— SELECTED EXTRACT —
++++++++
New trial ordered in DuPont litigation

by admin on 29/03/10 at 6:11 am

The Exponent Telegram
By Matt Harvey
March 28, 2010

CLARKSBURG — The jurors who in 2007 awarded a nearly $400 million verdict against DuPont in a Harrison County pollution/medical monitoring case didn’t have the last word after all.

The state Supreme Court on Friday issued a ruling that sets the stage for one of the highest-stakes showdowns ever to be held in a civil court case in Harrison County.

A new jury will be asked to decide a simple but pivotal question: Whether the statute of limitations had expired before the original lawsuit against DuPont was filed in 2004.

If the new jurors find that the lawsuit wasn’t filed in time, then DuPont wins and the entire class action award is erased. If the jurors decide the lawsuit was filed in time, then the nearly $130 million set aside for medical monitoring stands, as does the almost $55 million for remediation.

The justices also decided that the punitive damage award of about $196 million was too much, trimming it 40 percent because medical monitoring can’t be used in the calculating of such damages.

The opinion written by Barbour/Taylor Circuit Judge Alan D. Moats, sitting by special assignment because of a justice’s disqualification from the case, also subtracted $20 million from the punitive award for cleanup work already done by DuPont.
++++++++
— DATASET RECORDS —
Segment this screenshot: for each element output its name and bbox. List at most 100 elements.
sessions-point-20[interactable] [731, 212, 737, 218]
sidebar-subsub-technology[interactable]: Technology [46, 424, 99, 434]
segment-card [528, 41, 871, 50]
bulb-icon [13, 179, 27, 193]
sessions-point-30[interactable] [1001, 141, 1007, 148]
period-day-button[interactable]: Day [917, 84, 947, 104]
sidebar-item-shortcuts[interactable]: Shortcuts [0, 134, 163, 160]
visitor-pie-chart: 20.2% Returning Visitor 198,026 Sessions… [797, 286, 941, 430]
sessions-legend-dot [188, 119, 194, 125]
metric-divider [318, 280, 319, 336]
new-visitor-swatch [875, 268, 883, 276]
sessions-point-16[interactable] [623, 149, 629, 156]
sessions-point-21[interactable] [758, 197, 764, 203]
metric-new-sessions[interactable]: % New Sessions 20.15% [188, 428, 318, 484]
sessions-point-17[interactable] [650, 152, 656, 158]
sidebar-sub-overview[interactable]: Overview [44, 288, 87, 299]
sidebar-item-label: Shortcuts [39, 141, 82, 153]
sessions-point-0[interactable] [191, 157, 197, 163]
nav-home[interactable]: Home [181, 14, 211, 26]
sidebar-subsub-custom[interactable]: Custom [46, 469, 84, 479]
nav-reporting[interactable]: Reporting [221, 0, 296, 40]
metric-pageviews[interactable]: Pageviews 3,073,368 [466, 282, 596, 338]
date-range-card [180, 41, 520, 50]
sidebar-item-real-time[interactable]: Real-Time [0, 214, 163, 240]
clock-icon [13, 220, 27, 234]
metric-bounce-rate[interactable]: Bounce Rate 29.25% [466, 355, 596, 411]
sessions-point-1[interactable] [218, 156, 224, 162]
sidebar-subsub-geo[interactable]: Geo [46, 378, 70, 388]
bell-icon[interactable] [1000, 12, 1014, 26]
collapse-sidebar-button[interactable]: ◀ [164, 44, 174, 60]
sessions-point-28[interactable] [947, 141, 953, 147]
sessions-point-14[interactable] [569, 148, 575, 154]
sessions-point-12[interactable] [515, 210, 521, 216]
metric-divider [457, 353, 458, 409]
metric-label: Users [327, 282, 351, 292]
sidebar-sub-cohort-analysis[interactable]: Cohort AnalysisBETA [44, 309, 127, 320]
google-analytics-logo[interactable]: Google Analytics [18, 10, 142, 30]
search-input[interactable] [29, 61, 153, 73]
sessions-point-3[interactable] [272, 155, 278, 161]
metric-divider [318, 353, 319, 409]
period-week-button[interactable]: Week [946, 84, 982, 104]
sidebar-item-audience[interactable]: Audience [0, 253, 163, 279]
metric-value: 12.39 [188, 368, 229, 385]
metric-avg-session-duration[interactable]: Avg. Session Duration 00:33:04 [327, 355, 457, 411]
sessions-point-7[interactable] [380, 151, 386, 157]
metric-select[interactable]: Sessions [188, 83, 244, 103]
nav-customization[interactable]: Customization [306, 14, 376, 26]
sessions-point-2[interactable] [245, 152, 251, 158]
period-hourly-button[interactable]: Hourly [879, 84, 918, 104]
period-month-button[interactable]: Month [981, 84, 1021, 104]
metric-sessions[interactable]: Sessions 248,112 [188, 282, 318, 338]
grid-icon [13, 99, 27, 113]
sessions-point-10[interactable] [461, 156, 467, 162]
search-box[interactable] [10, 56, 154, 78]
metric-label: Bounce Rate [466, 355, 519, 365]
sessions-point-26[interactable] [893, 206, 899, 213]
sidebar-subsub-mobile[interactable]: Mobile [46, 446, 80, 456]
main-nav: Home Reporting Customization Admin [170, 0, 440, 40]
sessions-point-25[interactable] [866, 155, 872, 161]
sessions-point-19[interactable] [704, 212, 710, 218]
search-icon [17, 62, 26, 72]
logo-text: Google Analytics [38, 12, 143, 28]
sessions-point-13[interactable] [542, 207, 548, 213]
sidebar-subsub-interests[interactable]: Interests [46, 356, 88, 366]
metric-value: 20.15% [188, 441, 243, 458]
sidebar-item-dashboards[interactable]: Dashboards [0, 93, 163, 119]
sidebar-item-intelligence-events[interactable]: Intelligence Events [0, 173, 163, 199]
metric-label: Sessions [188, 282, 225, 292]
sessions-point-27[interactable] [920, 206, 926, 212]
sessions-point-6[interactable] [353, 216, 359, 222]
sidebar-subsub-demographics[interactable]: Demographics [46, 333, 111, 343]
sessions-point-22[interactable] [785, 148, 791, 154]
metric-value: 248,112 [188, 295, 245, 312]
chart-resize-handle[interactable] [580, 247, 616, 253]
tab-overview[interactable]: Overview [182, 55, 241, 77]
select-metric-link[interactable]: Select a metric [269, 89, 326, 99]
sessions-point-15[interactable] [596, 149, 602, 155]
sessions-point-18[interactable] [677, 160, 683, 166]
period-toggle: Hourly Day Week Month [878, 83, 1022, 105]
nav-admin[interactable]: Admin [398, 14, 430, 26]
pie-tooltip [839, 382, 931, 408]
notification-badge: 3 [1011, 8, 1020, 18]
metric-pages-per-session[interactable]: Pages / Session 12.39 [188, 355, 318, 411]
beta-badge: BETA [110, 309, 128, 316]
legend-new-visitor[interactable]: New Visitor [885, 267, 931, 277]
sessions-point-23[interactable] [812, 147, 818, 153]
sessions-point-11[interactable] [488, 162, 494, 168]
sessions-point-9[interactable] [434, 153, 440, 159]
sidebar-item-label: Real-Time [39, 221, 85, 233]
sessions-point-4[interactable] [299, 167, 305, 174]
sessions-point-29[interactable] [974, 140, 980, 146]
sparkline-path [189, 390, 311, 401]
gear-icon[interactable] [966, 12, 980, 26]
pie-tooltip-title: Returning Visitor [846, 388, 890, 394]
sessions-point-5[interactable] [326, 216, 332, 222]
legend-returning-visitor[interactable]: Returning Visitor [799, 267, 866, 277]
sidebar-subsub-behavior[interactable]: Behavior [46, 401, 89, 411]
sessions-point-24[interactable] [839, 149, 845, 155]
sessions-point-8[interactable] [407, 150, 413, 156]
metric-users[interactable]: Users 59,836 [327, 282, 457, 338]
++++++++
— ASSIGNMENT 1 —
According to the article on the DuPont litigation, what single question will the new jury decide?
— ASSIGNMENT 2 —
Continue the article on the DuPont litigation from its last sentence.

— RESULT 1 —
Whether the statute of limitations had expired before the original lawsuit against DuPont was filed in 2004.

— RESULT 2 —
The new punitive award would be about $98 million, although the opinion authored by Moats gives the plaintiffs 30 days to decide if that’s enough. If not, they can opt for a new trial to be held, but only on punitive damages.

An area legal insider who wanted to remain anonymous predicted the new trial on the statute-of-limitations issue would only take a couple weeks at most, and the new trial date could be selected as early as next week.

But that will be up to Harrison Circuit Judge Thomas A. Bedell, who presided over the original proceedings that generated thousands of pages and took almost half a decade to conclude.

Literally hundreds of legal professionals were involved in the case, most from around the country.